[Saved data entries]
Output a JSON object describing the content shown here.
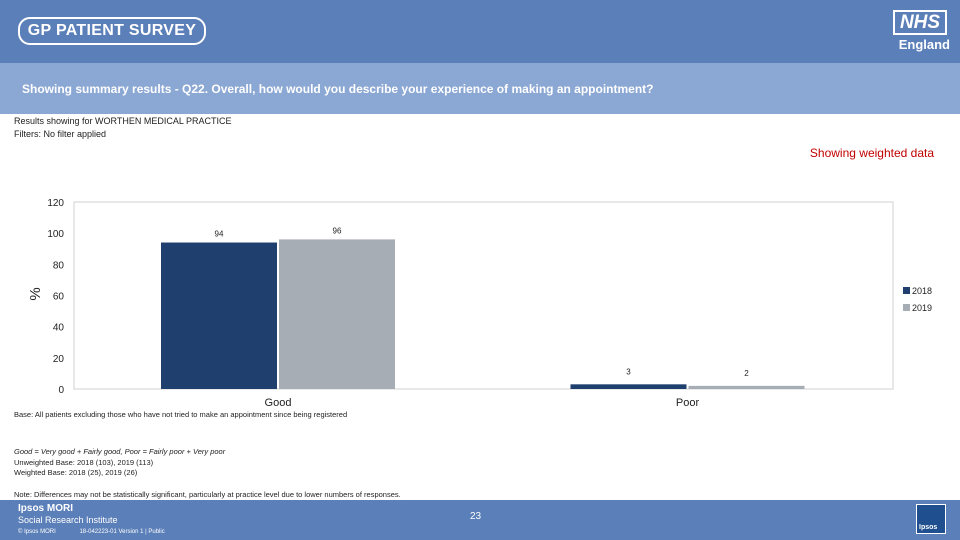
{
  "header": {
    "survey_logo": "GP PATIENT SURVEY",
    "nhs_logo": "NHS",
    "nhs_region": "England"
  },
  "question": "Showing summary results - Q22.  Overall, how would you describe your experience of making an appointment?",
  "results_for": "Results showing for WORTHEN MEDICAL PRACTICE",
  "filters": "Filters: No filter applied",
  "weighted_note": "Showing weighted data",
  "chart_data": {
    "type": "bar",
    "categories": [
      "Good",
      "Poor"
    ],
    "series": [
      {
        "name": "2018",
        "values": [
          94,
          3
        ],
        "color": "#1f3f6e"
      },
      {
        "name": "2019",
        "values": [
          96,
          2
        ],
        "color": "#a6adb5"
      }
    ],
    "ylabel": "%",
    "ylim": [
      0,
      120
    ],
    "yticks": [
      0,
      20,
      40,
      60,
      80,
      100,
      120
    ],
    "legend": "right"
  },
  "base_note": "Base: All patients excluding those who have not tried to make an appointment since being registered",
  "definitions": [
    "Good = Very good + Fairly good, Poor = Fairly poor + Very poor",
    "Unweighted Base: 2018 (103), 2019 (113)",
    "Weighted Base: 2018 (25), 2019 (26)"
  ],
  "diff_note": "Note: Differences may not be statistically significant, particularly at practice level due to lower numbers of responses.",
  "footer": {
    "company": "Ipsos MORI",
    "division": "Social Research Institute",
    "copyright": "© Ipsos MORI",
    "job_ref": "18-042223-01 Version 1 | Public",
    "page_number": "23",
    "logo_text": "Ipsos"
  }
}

- _Assignment_
Once a line of the records is found to contain "Base", copy it out.

- _Written answer_
  "base_note": "Base: All patients excluding those who have not tried to make an appointment since being registered",
    "Unweighted Base: 2018 (103), 2019 (113)",
    "Weighted Base: 2018 (25), 2019 (26)"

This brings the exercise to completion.